(Exercise passage)
Why we have to continue to fight for our profession

Dame Donna Kinnair 16 Oct 2020 Chief Executive and General Secretary

Dame Donna Kinnair explains why nursing is still undervalued, even during this pandemic

Every day I wake up and I feel proud to be a nurse. It is a profession that requires individuals to be analytical, questioning everything to make those highly skilled, complex decisions needed to care for patients. 

And I am always the first to encourage anyone with a passion for nursing to consider joining. 

But it is not a career for everyone. And it is certainly not a ‘default’ profession for people unfortunate enough to have had their livelihoods impacted by the pandemic. 

This was a topic of debate when I appeared on Question Time last week, and it was suggested that people faced with losing their jobs in the wider economy could join the care profession. 

It is clear to me that despite the incredible contribution nursing has made to the health of our nation – and supporting the country through COVID-19 – there is still a fundamental misunderstanding of what it means to be a member of nursing staff.

Nursing is a highly skilled, complex and safety critical profession. 

Regardless of where our members work – and we work across all sectors and types of workplace – the one thing that unites us is that all nursing staff are highly trained professionals.  

Elsewhere, I heard a politician more specifically suggest people ‘retrain’ in social care. The low wages that nursing staff in the social care sector face in no way reflects the skilled and important work you are responsible for. You care for our most vulnerable with compassion and make complex decisions about their care. 

We’ve been sharing a series of features in our member magazine, Bulletin, which clearly demonstrates the vital contribution our members working in care homes have made during the pandemic to reduce the risk of infection and innovations to care for patients.
(End Exercise passage)
(Data for review)
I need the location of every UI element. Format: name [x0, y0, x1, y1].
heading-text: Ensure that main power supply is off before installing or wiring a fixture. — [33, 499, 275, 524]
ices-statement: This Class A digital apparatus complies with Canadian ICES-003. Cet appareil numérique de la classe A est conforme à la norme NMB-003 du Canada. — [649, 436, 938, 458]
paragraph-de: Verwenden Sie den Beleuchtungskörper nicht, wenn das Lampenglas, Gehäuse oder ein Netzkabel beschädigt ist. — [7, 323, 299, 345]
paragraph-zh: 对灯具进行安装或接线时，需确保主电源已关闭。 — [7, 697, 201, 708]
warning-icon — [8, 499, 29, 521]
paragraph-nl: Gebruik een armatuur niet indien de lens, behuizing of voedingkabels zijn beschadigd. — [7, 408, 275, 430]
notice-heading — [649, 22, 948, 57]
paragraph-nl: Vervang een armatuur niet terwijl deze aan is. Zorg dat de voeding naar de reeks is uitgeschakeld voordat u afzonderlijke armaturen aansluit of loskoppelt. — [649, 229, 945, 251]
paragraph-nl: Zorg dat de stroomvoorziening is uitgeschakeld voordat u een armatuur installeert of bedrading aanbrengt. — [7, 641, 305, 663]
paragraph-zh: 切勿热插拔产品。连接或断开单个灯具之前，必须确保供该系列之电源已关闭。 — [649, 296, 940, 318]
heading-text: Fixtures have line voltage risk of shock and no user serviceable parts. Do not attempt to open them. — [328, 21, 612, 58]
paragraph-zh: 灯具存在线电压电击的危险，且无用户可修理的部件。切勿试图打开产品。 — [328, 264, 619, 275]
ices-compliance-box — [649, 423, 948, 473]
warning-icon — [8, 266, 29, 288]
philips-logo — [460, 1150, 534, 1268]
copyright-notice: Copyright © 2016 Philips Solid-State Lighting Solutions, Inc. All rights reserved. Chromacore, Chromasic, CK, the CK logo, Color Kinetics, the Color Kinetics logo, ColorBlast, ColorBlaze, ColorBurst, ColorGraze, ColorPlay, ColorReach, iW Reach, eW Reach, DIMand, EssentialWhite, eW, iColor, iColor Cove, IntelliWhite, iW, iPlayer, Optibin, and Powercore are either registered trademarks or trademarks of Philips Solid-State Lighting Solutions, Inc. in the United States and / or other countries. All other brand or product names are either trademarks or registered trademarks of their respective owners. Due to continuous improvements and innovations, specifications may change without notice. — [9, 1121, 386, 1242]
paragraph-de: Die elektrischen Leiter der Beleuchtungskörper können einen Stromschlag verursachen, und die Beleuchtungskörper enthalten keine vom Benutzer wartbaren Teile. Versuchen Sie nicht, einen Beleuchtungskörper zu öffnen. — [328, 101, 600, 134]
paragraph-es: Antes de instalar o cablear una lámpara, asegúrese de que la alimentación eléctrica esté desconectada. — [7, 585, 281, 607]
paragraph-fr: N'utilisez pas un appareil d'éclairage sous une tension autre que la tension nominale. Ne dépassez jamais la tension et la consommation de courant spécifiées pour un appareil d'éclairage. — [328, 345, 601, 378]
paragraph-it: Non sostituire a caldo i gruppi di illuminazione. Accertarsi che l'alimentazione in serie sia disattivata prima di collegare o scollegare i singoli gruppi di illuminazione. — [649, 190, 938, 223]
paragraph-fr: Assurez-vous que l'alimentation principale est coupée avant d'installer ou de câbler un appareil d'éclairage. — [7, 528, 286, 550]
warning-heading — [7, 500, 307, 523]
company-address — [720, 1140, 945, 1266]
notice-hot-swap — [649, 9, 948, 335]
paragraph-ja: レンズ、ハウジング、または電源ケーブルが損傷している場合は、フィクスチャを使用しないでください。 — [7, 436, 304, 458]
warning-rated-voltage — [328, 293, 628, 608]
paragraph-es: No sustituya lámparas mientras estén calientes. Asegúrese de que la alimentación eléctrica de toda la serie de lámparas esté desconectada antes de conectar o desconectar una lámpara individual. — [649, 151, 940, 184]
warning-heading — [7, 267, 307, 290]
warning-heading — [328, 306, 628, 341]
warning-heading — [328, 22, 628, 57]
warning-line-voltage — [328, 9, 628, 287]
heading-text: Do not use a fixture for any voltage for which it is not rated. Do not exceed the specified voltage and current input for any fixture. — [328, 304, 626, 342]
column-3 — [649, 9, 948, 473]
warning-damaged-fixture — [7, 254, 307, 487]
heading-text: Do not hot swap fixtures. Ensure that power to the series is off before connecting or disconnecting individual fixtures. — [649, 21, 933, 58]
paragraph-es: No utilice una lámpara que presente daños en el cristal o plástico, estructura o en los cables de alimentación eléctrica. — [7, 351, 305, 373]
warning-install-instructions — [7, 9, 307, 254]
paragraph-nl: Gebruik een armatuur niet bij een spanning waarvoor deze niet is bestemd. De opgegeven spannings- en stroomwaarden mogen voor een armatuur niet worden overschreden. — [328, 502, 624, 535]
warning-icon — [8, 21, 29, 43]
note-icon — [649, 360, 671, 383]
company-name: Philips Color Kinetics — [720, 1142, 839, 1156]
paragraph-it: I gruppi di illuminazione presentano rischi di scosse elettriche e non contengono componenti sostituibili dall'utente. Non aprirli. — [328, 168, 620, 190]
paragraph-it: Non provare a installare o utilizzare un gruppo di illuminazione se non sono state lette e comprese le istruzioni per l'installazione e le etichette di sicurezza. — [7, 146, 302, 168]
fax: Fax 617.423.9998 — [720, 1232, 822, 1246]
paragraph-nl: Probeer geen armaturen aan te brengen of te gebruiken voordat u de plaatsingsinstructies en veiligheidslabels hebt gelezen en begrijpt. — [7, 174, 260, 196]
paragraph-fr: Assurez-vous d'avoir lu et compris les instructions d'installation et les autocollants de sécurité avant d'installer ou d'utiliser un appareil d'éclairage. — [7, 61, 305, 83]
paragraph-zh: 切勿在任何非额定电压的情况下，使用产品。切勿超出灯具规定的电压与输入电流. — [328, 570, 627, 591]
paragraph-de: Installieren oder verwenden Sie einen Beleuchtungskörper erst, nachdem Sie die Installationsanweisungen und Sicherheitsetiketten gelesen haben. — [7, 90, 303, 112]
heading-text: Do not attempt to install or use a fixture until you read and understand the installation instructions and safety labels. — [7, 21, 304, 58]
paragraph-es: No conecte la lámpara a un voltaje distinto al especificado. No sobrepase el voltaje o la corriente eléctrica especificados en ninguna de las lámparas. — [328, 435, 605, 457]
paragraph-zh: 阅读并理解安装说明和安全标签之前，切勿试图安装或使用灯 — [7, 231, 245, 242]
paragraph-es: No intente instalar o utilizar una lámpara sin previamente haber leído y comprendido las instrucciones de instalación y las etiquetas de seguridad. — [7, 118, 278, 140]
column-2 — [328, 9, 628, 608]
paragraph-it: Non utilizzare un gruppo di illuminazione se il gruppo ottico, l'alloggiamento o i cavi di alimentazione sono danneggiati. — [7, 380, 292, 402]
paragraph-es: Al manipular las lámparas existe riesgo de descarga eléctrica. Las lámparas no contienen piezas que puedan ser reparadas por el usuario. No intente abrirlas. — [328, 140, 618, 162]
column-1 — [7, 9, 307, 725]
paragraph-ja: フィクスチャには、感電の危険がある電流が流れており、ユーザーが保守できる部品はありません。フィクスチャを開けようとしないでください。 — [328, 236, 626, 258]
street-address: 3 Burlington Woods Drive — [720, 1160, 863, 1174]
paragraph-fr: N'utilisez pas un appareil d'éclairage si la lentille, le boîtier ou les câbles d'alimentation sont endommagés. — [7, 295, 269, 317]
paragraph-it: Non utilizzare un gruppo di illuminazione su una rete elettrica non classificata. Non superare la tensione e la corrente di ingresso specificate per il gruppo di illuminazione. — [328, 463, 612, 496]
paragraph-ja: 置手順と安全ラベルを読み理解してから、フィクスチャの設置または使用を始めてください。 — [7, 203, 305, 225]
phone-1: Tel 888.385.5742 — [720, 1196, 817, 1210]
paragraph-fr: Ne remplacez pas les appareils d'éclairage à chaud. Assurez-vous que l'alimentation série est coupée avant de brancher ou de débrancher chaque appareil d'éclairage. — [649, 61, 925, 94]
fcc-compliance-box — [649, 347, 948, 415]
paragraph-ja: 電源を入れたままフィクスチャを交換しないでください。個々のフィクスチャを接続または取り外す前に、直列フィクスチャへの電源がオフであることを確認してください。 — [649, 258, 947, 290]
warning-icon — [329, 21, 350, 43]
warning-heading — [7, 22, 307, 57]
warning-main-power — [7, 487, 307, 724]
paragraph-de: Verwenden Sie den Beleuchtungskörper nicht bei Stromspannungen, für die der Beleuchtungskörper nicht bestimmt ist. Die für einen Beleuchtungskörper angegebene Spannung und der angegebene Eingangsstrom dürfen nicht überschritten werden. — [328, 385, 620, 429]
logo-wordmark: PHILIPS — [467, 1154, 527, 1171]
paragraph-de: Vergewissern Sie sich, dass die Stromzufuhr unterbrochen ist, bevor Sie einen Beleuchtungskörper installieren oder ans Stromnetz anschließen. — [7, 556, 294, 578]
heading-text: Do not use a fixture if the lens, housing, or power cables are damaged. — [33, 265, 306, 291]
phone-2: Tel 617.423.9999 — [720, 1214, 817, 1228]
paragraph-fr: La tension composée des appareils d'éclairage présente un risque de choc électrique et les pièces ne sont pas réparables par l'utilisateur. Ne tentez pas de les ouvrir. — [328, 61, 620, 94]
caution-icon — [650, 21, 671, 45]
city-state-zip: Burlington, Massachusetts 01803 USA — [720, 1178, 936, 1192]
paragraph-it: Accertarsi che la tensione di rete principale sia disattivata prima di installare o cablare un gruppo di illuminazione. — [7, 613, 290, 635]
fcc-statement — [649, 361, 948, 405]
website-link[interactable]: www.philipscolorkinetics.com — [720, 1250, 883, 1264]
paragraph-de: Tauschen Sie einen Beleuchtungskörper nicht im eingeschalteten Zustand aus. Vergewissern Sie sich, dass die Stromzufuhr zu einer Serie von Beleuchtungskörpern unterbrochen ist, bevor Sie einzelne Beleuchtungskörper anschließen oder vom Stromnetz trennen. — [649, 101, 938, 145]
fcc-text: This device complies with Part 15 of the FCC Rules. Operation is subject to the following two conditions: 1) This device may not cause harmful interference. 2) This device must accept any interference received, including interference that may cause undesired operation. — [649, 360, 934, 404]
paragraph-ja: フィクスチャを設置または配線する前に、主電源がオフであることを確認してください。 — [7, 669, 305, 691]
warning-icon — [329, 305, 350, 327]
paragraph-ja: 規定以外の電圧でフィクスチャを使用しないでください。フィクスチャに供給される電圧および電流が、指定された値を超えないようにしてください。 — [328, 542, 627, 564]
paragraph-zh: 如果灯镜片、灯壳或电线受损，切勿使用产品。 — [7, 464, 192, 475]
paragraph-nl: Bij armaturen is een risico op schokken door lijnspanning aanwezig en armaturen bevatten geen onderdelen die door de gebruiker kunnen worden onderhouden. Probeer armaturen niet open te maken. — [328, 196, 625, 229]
(End Data for review)
Exercises:
A. Write out the nursing article word for word, starting at "This was a topic" and ending at "of nursing staff.".
B. Continue the article about why nursing is undervalued from its last sentence.

Numbered answers:
A.
This was a topic of debate when I appeared on Question Time last week, and it was suggested that people faced with losing their jobs in the wider economy could join the care profession. 

It is clear to me that despite the incredible contribution nursing has made to the health of our nation – and supporting the country through COVID-19 – there is still a fundamental misunderstanding of what it means to be a member of nursing staff.

B.
Today’s CQC State of Care report  should ring alarm bells with the UK Government – that those most in need of care are facing the biggest problems accessing the care they need. Services such as mental health and social care were already under huge pressures due to a lack of specialist staff before the pandemic and COVID-19 has now left them struggling to catch up.

Staffing shortages, poor pay – it is a dangerous mix when we know we have 50,000 vacancies in the NHS alone and thousands more in social care. 

We need proper investment in the nursing workforce – across our health and social care system. You also deserve to be able to go to work with the right number of nursing colleagues, to care for your patients and be able to deliver your safety critical role. 

I will continue to challenge those in power to hear the voices of our 450,000 members and to truly value the contribution of nursing staff in our health and social care services across the UK.  
Dame Donna Kinnair

Dame Donna Kinnair

Chief Executive & General Secretary

Prior to her appointment as Acting Chief Executive & General Secretary, Dame Donna was Director of Nursing, Policy and Practice and worked with UK-wide RCN staff to drive and implement RCN professional nursing, policy and practice strategy.

Before joining the RCN, Donna held various roles, including Clinical Director of Emergency Medicine at Barking, Havering and Redbridge University Hospitals Trust.
Donna advised the PM’s Commission on the future of Nursing and Midwifery in 2010 and served as nurse/child health assessor to the Victoria Climbié Inquiry.